* GOAL *
Can you retype every record below exactly as written?

[Collection entries]
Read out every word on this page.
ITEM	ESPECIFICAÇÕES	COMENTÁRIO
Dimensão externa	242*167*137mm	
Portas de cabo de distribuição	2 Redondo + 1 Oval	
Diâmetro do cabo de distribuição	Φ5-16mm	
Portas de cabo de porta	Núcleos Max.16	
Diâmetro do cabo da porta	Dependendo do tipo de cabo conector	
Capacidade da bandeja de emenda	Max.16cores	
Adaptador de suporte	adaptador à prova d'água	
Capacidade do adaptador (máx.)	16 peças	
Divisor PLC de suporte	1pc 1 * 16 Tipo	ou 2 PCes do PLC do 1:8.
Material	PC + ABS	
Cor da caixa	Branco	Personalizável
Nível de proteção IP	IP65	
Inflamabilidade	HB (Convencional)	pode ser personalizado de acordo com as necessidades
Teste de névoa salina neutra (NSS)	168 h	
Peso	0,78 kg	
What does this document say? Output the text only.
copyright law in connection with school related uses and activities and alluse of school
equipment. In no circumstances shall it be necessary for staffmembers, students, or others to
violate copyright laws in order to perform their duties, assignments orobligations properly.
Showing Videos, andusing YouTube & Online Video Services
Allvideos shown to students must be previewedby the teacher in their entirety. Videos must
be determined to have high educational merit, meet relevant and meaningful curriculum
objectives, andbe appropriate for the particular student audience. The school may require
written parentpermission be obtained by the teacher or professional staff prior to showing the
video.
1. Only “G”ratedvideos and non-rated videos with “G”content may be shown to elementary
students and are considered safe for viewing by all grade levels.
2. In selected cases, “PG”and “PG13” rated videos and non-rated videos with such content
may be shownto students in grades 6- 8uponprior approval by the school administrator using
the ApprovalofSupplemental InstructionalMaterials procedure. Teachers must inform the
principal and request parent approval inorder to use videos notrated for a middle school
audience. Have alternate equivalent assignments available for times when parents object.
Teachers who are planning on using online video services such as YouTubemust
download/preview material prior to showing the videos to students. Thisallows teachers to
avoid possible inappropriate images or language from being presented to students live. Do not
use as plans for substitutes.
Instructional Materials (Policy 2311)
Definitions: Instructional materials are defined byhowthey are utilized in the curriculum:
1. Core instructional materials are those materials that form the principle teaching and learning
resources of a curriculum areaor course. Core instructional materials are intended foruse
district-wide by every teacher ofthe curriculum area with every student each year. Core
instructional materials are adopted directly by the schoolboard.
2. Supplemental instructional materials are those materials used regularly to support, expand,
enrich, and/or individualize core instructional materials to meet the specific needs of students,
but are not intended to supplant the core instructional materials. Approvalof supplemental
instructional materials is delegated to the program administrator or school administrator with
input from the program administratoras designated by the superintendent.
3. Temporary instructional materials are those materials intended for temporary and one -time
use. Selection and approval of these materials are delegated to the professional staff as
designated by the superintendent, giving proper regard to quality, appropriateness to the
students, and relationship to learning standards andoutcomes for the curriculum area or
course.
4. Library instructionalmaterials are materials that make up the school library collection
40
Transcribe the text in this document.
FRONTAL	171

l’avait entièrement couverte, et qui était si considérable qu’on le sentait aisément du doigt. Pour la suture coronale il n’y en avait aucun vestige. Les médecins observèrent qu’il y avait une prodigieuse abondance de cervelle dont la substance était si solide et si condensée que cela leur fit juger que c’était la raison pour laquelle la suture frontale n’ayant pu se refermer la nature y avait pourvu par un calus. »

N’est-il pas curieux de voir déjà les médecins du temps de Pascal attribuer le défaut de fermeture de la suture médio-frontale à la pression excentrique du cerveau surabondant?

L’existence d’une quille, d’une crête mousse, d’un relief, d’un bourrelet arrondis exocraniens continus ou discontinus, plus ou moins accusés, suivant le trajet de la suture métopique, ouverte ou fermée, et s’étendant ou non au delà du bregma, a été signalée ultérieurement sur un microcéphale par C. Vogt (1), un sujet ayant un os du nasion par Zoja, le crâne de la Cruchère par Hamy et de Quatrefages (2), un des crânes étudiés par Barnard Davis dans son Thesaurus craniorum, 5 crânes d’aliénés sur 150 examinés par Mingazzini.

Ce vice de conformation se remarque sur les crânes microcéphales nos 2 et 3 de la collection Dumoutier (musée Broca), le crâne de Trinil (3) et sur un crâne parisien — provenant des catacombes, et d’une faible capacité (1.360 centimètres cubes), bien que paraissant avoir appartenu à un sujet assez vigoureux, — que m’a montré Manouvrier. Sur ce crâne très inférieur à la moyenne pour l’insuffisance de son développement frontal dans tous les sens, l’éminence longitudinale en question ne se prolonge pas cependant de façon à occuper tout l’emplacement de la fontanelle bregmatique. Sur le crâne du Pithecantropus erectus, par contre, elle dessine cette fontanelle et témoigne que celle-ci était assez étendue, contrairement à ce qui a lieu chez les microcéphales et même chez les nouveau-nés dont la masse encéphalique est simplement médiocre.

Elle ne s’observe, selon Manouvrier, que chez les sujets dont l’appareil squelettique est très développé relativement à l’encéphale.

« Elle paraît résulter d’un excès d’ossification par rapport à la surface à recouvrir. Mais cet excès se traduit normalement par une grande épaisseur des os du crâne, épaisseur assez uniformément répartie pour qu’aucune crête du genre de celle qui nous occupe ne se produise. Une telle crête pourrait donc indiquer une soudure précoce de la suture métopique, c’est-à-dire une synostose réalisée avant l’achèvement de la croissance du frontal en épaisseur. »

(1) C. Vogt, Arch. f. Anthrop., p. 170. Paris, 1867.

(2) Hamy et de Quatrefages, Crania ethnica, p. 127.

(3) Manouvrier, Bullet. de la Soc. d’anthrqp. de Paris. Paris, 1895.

* TASK RESULT *
Read out every word on this page.
ITEM	ESPECIFICAÇÕES	COMENTÁRIO
Dimensão externa	242*167*137mm	
Portas de cabo de distribuição	2 Redondo + 1 Oval	
Diâmetro do cabo de distribuição	Φ5-16mm	
Portas de cabo de porta	Núcleos Max.16	
Diâmetro do cabo da porta	Dependendo do tipo de cabo conector	
Capacidade da bandeja de emenda	Max.16cores	
Adaptador de suporte	adaptador à prova d'água	
Capacidade do adaptador (máx.)	16 peças	
Divisor PLC de suporte	1pc 1 * 16 Tipo	ou 2 PCes do PLC do 1:8.
Material	PC + ABS	
Cor da caixa	Branco	Personalizável
Nível de proteção IP	IP65	
Inflamabilidade	HB (Convencional)	pode ser personalizado de acordo com as necessidades
Teste de névoa salina neutra (NSS)	168 h	
Peso	0,78 kg	
What does this document say? Output the text only.
copyright law in connection with school related uses and activities and alluse of school
equipment. In no circumstances shall it be necessary for staffmembers, students, or others to
violate copyright laws in order to perform their duties, assignments orobligations properly.
Showing Videos, andusing YouTube & Online Video Services
Allvideos shown to students must be previewedby the teacher in their entirety. Videos must
be determined to have high educational merit, meet relevant and meaningful curriculum
objectives, andbe appropriate for the particular student audience. The school may require
written parentpermission be obtained by the teacher or professional staff prior to showing the
video.
1. Only “G”ratedvideos and non-rated videos with “G”content may be shown to elementary
students and are considered safe for viewing by all grade levels.
2. In selected cases, “PG”and “PG13” rated videos and non-rated videos with such content
may be shownto students in grades 6- 8uponprior approval by the school administrator using
the ApprovalofSupplemental InstructionalMaterials procedure. Teachers must inform the
principal and request parent approval inorder to use videos notrated for a middle school
audience. Have alternate equivalent assignments available for times when parents object.
Teachers who are planning on using online video services such as YouTubemust
download/preview material prior to showing the videos to students. Thisallows teachers to
avoid possible inappropriate images or language from being presented to students live. Do not
use as plans for substitutes.
Instructional Materials (Policy 2311)
Definitions: Instructional materials are defined byhowthey are utilized in the curriculum:
1. Core instructional materials are those materials that form the principle teaching and learning
resources of a curriculum areaor course. Core instructional materials are intended foruse
district-wide by every teacher ofthe curriculum area with every student each year. Core
instructional materials are adopted directly by the schoolboard.
2. Supplemental instructional materials are those materials used regularly to support, expand,
enrich, and/or individualize core instructional materials to meet the specific needs of students,
but are not intended to supplant the core instructional materials. Approvalof supplemental
instructional materials is delegated to the program administrator or school administrator with
input from the program administratoras designated by the superintendent.
3. Temporary instructional materials are those materials intended for temporary and one -time
use. Selection and approval of these materials are delegated to the professional staff as
designated by the superintendent, giving proper regard to quality, appropriateness to the
students, and relationship to learning standards andoutcomes for the curriculum area or
course.
4. Library instructionalmaterials are materials that make up the school library collection
40
Transcribe the text in this document.
FRONTAL	171

l’avait entièrement couverte, et qui était si considérable qu’on le sentait aisément du doigt. Pour la suture coronale il n’y en avait aucun vestige. Les médecins observèrent qu’il y avait une prodigieuse abondance de cervelle dont la substance était si solide et si condensée que cela leur fit juger que c’était la raison pour laquelle la suture frontale n’ayant pu se refermer la nature y avait pourvu par un calus. »

N’est-il pas curieux de voir déjà les médecins du temps de Pascal attribuer le défaut de fermeture de la suture médio-frontale à la pression excentrique du cerveau surabondant?

L’existence d’une quille, d’une crête mousse, d’un relief, d’un bourrelet arrondis exocraniens continus ou discontinus, plus ou moins accusés, suivant le trajet de la suture métopique, ouverte ou fermée, et s’étendant ou non au delà du bregma, a été signalée ultérieurement sur un microcéphale par C. Vogt (1), un sujet ayant un os du nasion par Zoja, le crâne de la Cruchère par Hamy et de Quatrefages (2), un des crânes étudiés par Barnard Davis dans son Thesaurus craniorum, 5 crânes d’aliénés sur 150 examinés par Mingazzini.

Ce vice de conformation se remarque sur les crânes microcéphales nos 2 et 3 de la collection Dumoutier (musée Broca), le crâne de Trinil (3) et sur un crâne parisien — provenant des catacombes, et d’une faible capacité (1.360 centimètres cubes), bien que paraissant avoir appartenu à un sujet assez vigoureux, — que m’a montré Manouvrier. Sur ce crâne très inférieur à la moyenne pour l’insuffisance de son développement frontal dans tous les sens, l’éminence longitudinale en question ne se prolonge pas cependant de façon à occuper tout l’emplacement de la fontanelle bregmatique. Sur le crâne du Pithecantropus erectus, par contre, elle dessine cette fontanelle et témoigne que celle-ci était assez étendue, contrairement à ce qui a lieu chez les microcéphales et même chez les nouveau-nés dont la masse encéphalique est simplement médiocre.

Elle ne s’observe, selon Manouvrier, que chez les sujets dont l’appareil squelettique est très développé relativement à l’encéphale.

« Elle paraît résulter d’un excès d’ossification par rapport à la surface à recouvrir. Mais cet excès se traduit normalement par une grande épaisseur des os du crâne, épaisseur assez uniformément répartie pour qu’aucune crête du genre de celle qui nous occupe ne se produise. Une telle crête pourrait donc indiquer une soudure précoce de la suture métopique, c’est-à-dire une synostose réalisée avant l’achèvement de la croissance du frontal en épaisseur. »

(1) C. Vogt, Arch. f. Anthrop., p. 170. Paris, 1867.

(2) Hamy et de Quatrefages, Crania ethnica, p. 127.

(3) Manouvrier, Bullet. de la Soc. d’anthrqp. de Paris. Paris, 1895.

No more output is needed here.